--- Material for the task ---

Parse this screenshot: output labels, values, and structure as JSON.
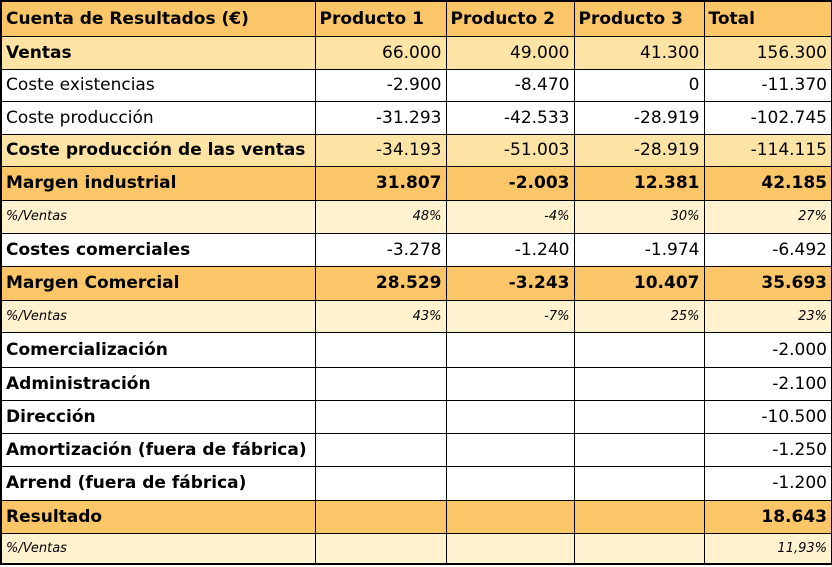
{
  "header": [
    "Cuenta de Resultados (€)",
    "Producto 1",
    "Producto 2",
    "Producto 3",
    "Total"
  ],
  "rows": [
    {
      "label": "Ventas",
      "v": [
        "66.000",
        "49.000",
        "41.300",
        "156.300"
      ]
    },
    {
      "label": "Coste existencias",
      "v": [
        "-2.900",
        "-8.470",
        "0",
        "-11.370"
      ]
    },
    {
      "label": "Coste producción",
      "v": [
        "-31.293",
        "-42.533",
        "-28.919",
        "-102.745"
      ]
    },
    {
      "label": "Coste producción de las ventas",
      "v": [
        "-34.193",
        "-51.003",
        "-28.919",
        "-114.115"
      ]
    },
    {
      "label": "Margen industrial",
      "v": [
        "31.807",
        "-2.003",
        "12.381",
        "42.185"
      ]
    },
    {
      "label": "%/Ventas",
      "v": [
        "48%",
        "-4%",
        "30%",
        "27%"
      ]
    },
    {
      "label": "Costes comerciales",
      "v": [
        "-3.278",
        "-1.240",
        "-1.974",
        "-6.492"
      ]
    },
    {
      "label": "Margen Comercial",
      "v": [
        "28.529",
        "-3.243",
        "10.407",
        "35.693"
      ]
    },
    {
      "label": "%/Ventas",
      "v": [
        "43%",
        "-7%",
        "25%",
        "23%"
      ]
    },
    {
      "label": "Comercialización",
      "v": [
        "",
        "",
        "",
        "-2.000"
      ]
    },
    {
      "label": "Administración",
      "v": [
        "",
        "",
        "",
        "-2.100"
      ]
    },
    {
      "label": "Dirección",
      "v": [
        "",
        "",
        "",
        "-10.500"
      ]
    },
    {
      "label": "Amortización (fuera de fábrica)",
      "v": [
        "",
        "",
        "",
        "-1.250"
      ]
    },
    {
      "label": "Arrend (fuera de fábrica)",
      "v": [
        "",
        "",
        "",
        "-1.200"
      ]
    },
    {
      "label": "Resultado",
      "v": [
        "",
        "",
        "",
        "18.643"
      ]
    },
    {
      "label": "%/Ventas",
      "v": [
        "",
        "",
        "",
        "11,93%"
      ]
    }
  ],
  "colors": {
    "header_fill": "#fbc667",
    "mid_fill": "#fde4a5",
    "light_fill": "#fef2cf"
  }
}
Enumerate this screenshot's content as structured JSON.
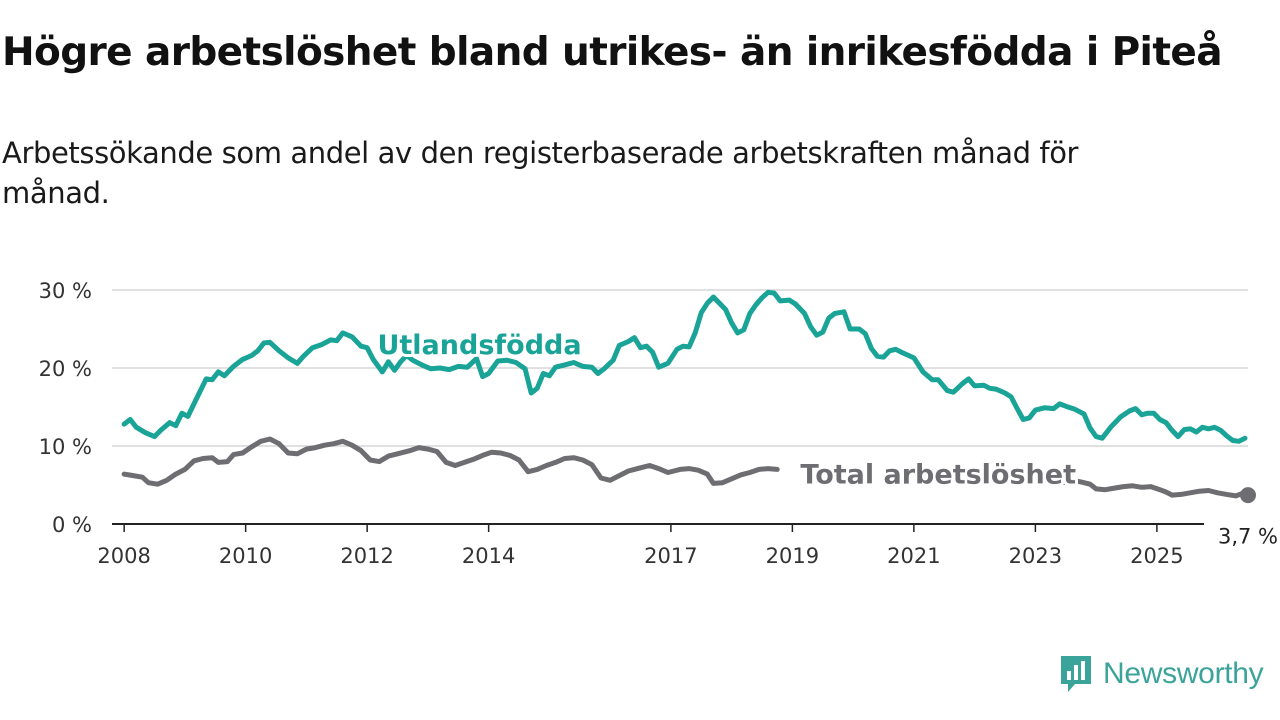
{
  "title": "Högre arbetslöshet bland utrikes- än inrikesfödda i Piteå",
  "subtitle": "Arbetssökande som andel av den registerbaserade arbetskraften månad för månad.",
  "logo_text": "Newsworthy",
  "chart_data": {
    "type": "line",
    "title": "Högre arbetslöshet bland utrikes- än inrikesfödda i Piteå",
    "subtitle": "Arbetssökande som andel av den registerbaserade arbetskraften månad för månad.",
    "xlabel": "",
    "ylabel": "",
    "ylim": [
      0,
      30
    ],
    "xlim": [
      2007.8,
      2026.5
    ],
    "y_ticks": [
      0,
      10,
      20,
      30
    ],
    "y_tick_labels": [
      "0 %",
      "10 %",
      "20 %",
      "30 %"
    ],
    "x_ticks": [
      2008,
      2010,
      2012,
      2014,
      2017,
      2019,
      2021,
      2023,
      2025
    ],
    "grid": true,
    "legend": "inline labels",
    "colors": {
      "utlandsfodda": "#1aa397",
      "total": "#6e6e72"
    },
    "series": [
      {
        "name": "Utlandsfödda",
        "color": "#1aa397",
        "points": [
          [
            2008.0,
            12.8
          ],
          [
            2008.1,
            13.4
          ],
          [
            2008.2,
            12.4
          ],
          [
            2008.35,
            11.7
          ],
          [
            2008.5,
            11.2
          ],
          [
            2008.6,
            12.0
          ],
          [
            2008.75,
            13.0
          ],
          [
            2008.85,
            12.6
          ],
          [
            2008.95,
            14.2
          ],
          [
            2009.05,
            13.8
          ],
          [
            2009.2,
            16.2
          ],
          [
            2009.35,
            18.6
          ],
          [
            2009.45,
            18.5
          ],
          [
            2009.55,
            19.5
          ],
          [
            2009.65,
            19.0
          ],
          [
            2009.8,
            20.2
          ],
          [
            2009.95,
            21.1
          ],
          [
            2010.1,
            21.6
          ],
          [
            2010.2,
            22.2
          ],
          [
            2010.3,
            23.2
          ],
          [
            2010.4,
            23.3
          ],
          [
            2010.55,
            22.2
          ],
          [
            2010.7,
            21.3
          ],
          [
            2010.85,
            20.6
          ],
          [
            2010.95,
            21.5
          ],
          [
            2011.1,
            22.6
          ],
          [
            2011.25,
            23.0
          ],
          [
            2011.4,
            23.6
          ],
          [
            2011.5,
            23.5
          ],
          [
            2011.6,
            24.5
          ],
          [
            2011.75,
            24.0
          ],
          [
            2011.9,
            22.8
          ],
          [
            2012.0,
            22.6
          ],
          [
            2012.1,
            21.1
          ],
          [
            2012.25,
            19.5
          ],
          [
            2012.35,
            20.8
          ],
          [
            2012.45,
            19.7
          ],
          [
            2012.55,
            20.8
          ],
          [
            2012.65,
            21.6
          ],
          [
            2012.75,
            21.0
          ],
          [
            2012.9,
            20.4
          ],
          [
            2013.05,
            19.9
          ],
          [
            2013.2,
            20.0
          ],
          [
            2013.35,
            19.8
          ],
          [
            2013.5,
            20.2
          ],
          [
            2013.65,
            20.1
          ],
          [
            2013.8,
            21.2
          ],
          [
            2013.9,
            18.9
          ],
          [
            2014.0,
            19.3
          ],
          [
            2014.15,
            20.9
          ],
          [
            2014.3,
            21.0
          ],
          [
            2014.45,
            20.7
          ],
          [
            2014.6,
            19.9
          ],
          [
            2014.7,
            16.8
          ],
          [
            2014.8,
            17.4
          ],
          [
            2014.9,
            19.3
          ],
          [
            2015.0,
            19.0
          ],
          [
            2015.1,
            20.1
          ],
          [
            2015.25,
            20.4
          ],
          [
            2015.4,
            20.7
          ],
          [
            2015.55,
            20.2
          ],
          [
            2015.7,
            20.1
          ],
          [
            2015.8,
            19.3
          ],
          [
            2015.9,
            19.9
          ],
          [
            2016.05,
            21.0
          ],
          [
            2016.15,
            22.9
          ],
          [
            2016.3,
            23.4
          ],
          [
            2016.4,
            23.9
          ],
          [
            2016.5,
            22.6
          ],
          [
            2016.6,
            22.8
          ],
          [
            2016.7,
            22.0
          ],
          [
            2016.8,
            20.1
          ],
          [
            2016.95,
            20.6
          ],
          [
            2017.1,
            22.4
          ],
          [
            2017.2,
            22.8
          ],
          [
            2017.3,
            22.7
          ],
          [
            2017.4,
            24.5
          ],
          [
            2017.5,
            27.1
          ],
          [
            2017.6,
            28.3
          ],
          [
            2017.7,
            29.1
          ],
          [
            2017.8,
            28.3
          ],
          [
            2017.9,
            27.5
          ],
          [
            2018.0,
            25.8
          ],
          [
            2018.1,
            24.5
          ],
          [
            2018.2,
            24.9
          ],
          [
            2018.3,
            27.0
          ],
          [
            2018.4,
            28.1
          ],
          [
            2018.5,
            29.0
          ],
          [
            2018.6,
            29.7
          ],
          [
            2018.7,
            29.6
          ],
          [
            2018.8,
            28.6
          ],
          [
            2018.95,
            28.7
          ],
          [
            2019.05,
            28.2
          ],
          [
            2019.2,
            27.0
          ],
          [
            2019.3,
            25.3
          ],
          [
            2019.4,
            24.2
          ],
          [
            2019.5,
            24.6
          ],
          [
            2019.6,
            26.4
          ],
          [
            2019.7,
            27.0
          ],
          [
            2019.85,
            27.2
          ],
          [
            2019.95,
            25.0
          ],
          [
            2020.1,
            25.0
          ],
          [
            2020.2,
            24.4
          ],
          [
            2020.3,
            22.5
          ],
          [
            2020.4,
            21.5
          ],
          [
            2020.5,
            21.4
          ],
          [
            2020.6,
            22.2
          ],
          [
            2020.7,
            22.4
          ],
          [
            2020.8,
            22.0
          ],
          [
            2021.0,
            21.3
          ],
          [
            2021.15,
            19.5
          ],
          [
            2021.3,
            18.5
          ],
          [
            2021.4,
            18.5
          ],
          [
            2021.55,
            17.1
          ],
          [
            2021.65,
            16.9
          ],
          [
            2021.8,
            18.0
          ],
          [
            2021.9,
            18.6
          ],
          [
            2022.0,
            17.7
          ],
          [
            2022.15,
            17.8
          ],
          [
            2022.25,
            17.4
          ],
          [
            2022.35,
            17.3
          ],
          [
            2022.5,
            16.8
          ],
          [
            2022.6,
            16.3
          ],
          [
            2022.7,
            14.8
          ],
          [
            2022.8,
            13.4
          ],
          [
            2022.9,
            13.6
          ],
          [
            2023.0,
            14.6
          ],
          [
            2023.15,
            14.9
          ],
          [
            2023.3,
            14.8
          ],
          [
            2023.4,
            15.4
          ],
          [
            2023.5,
            15.1
          ],
          [
            2023.65,
            14.7
          ],
          [
            2023.8,
            14.1
          ],
          [
            2023.9,
            12.3
          ],
          [
            2024.0,
            11.2
          ],
          [
            2024.1,
            11.0
          ],
          [
            2024.25,
            12.5
          ],
          [
            2024.4,
            13.7
          ],
          [
            2024.55,
            14.5
          ],
          [
            2024.65,
            14.8
          ],
          [
            2024.75,
            14.0
          ],
          [
            2024.85,
            14.2
          ],
          [
            2024.95,
            14.2
          ],
          [
            2025.05,
            13.4
          ],
          [
            2025.15,
            13.0
          ],
          [
            2025.25,
            12.0
          ],
          [
            2025.35,
            11.2
          ],
          [
            2025.45,
            12.1
          ],
          [
            2025.55,
            12.2
          ],
          [
            2025.65,
            11.8
          ],
          [
            2025.75,
            12.4
          ],
          [
            2025.85,
            12.2
          ],
          [
            2025.95,
            12.4
          ],
          [
            2026.05,
            12.0
          ],
          [
            2026.15,
            11.3
          ],
          [
            2026.25,
            10.7
          ],
          [
            2026.35,
            10.6
          ],
          [
            2026.45,
            11.0
          ]
        ]
      },
      {
        "name": "Total arbetslöshet",
        "color": "#6e6e72",
        "end_value": "3,7 %",
        "points": [
          [
            2008.0,
            6.4
          ],
          [
            2008.15,
            6.2
          ],
          [
            2008.3,
            6.0
          ],
          [
            2008.4,
            5.3
          ],
          [
            2008.55,
            5.1
          ],
          [
            2008.7,
            5.6
          ],
          [
            2008.85,
            6.4
          ],
          [
            2009.0,
            7.0
          ],
          [
            2009.15,
            8.1
          ],
          [
            2009.3,
            8.4
          ],
          [
            2009.45,
            8.5
          ],
          [
            2009.55,
            7.9
          ],
          [
            2009.7,
            8.0
          ],
          [
            2009.8,
            8.9
          ],
          [
            2009.95,
            9.1
          ],
          [
            2010.1,
            9.9
          ],
          [
            2010.25,
            10.6
          ],
          [
            2010.4,
            10.9
          ],
          [
            2010.55,
            10.3
          ],
          [
            2010.7,
            9.1
          ],
          [
            2010.85,
            9.0
          ],
          [
            2011.0,
            9.6
          ],
          [
            2011.15,
            9.8
          ],
          [
            2011.3,
            10.1
          ],
          [
            2011.45,
            10.3
          ],
          [
            2011.6,
            10.6
          ],
          [
            2011.75,
            10.1
          ],
          [
            2011.9,
            9.4
          ],
          [
            2012.05,
            8.2
          ],
          [
            2012.2,
            8.0
          ],
          [
            2012.35,
            8.7
          ],
          [
            2012.5,
            9.0
          ],
          [
            2012.7,
            9.4
          ],
          [
            2012.85,
            9.8
          ],
          [
            2013.0,
            9.6
          ],
          [
            2013.15,
            9.3
          ],
          [
            2013.3,
            7.9
          ],
          [
            2013.45,
            7.5
          ],
          [
            2013.6,
            7.9
          ],
          [
            2013.75,
            8.3
          ],
          [
            2013.9,
            8.8
          ],
          [
            2014.05,
            9.2
          ],
          [
            2014.2,
            9.1
          ],
          [
            2014.35,
            8.8
          ],
          [
            2014.5,
            8.2
          ],
          [
            2014.65,
            6.7
          ],
          [
            2014.8,
            7.0
          ],
          [
            2014.95,
            7.5
          ],
          [
            2015.1,
            7.9
          ],
          [
            2015.25,
            8.4
          ],
          [
            2015.4,
            8.5
          ],
          [
            2015.55,
            8.2
          ],
          [
            2015.7,
            7.6
          ],
          [
            2015.85,
            5.9
          ],
          [
            2016.0,
            5.6
          ],
          [
            2016.15,
            6.2
          ],
          [
            2016.3,
            6.8
          ],
          [
            2016.5,
            7.2
          ],
          [
            2016.65,
            7.5
          ],
          [
            2016.8,
            7.1
          ],
          [
            2016.95,
            6.6
          ],
          [
            2017.05,
            6.8
          ],
          [
            2017.15,
            7.0
          ],
          [
            2017.3,
            7.1
          ],
          [
            2017.45,
            6.9
          ],
          [
            2017.6,
            6.4
          ],
          [
            2017.7,
            5.2
          ],
          [
            2017.85,
            5.3
          ],
          [
            2018.0,
            5.8
          ],
          [
            2018.15,
            6.3
          ],
          [
            2018.3,
            6.6
          ],
          [
            2018.45,
            7.0
          ],
          [
            2018.6,
            7.1
          ],
          [
            2018.75,
            7.0
          ]
        ],
        "points_b": [
          [
            2023.45,
            5.3
          ],
          [
            2023.6,
            5.6
          ],
          [
            2023.75,
            5.4
          ],
          [
            2023.9,
            5.1
          ],
          [
            2024.0,
            4.5
          ],
          [
            2024.15,
            4.4
          ],
          [
            2024.3,
            4.6
          ],
          [
            2024.45,
            4.8
          ],
          [
            2024.6,
            4.9
          ],
          [
            2024.75,
            4.7
          ],
          [
            2024.9,
            4.8
          ],
          [
            2025.05,
            4.4
          ],
          [
            2025.15,
            4.1
          ],
          [
            2025.25,
            3.7
          ],
          [
            2025.4,
            3.8
          ],
          [
            2025.55,
            4.0
          ],
          [
            2025.7,
            4.2
          ],
          [
            2025.85,
            4.3
          ],
          [
            2026.0,
            4.0
          ],
          [
            2026.15,
            3.8
          ],
          [
            2026.3,
            3.6
          ],
          [
            2026.4,
            3.9
          ],
          [
            2026.5,
            3.7
          ]
        ]
      }
    ],
    "annotations": [
      {
        "text": "Utlandsfödda",
        "x": 2013.85,
        "y": 21.8,
        "series": 0
      },
      {
        "text": "Total arbetslöshet",
        "x": 2021.4,
        "y": 5.2,
        "series": 1
      },
      {
        "text": "3,7 %",
        "x": 2026.5,
        "y": -2.0,
        "series": 1
      }
    ]
  }
}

---

→ What you are asked to do
Write only the number of lines in the data above that include "Piteå".

→ Output for this exercise
2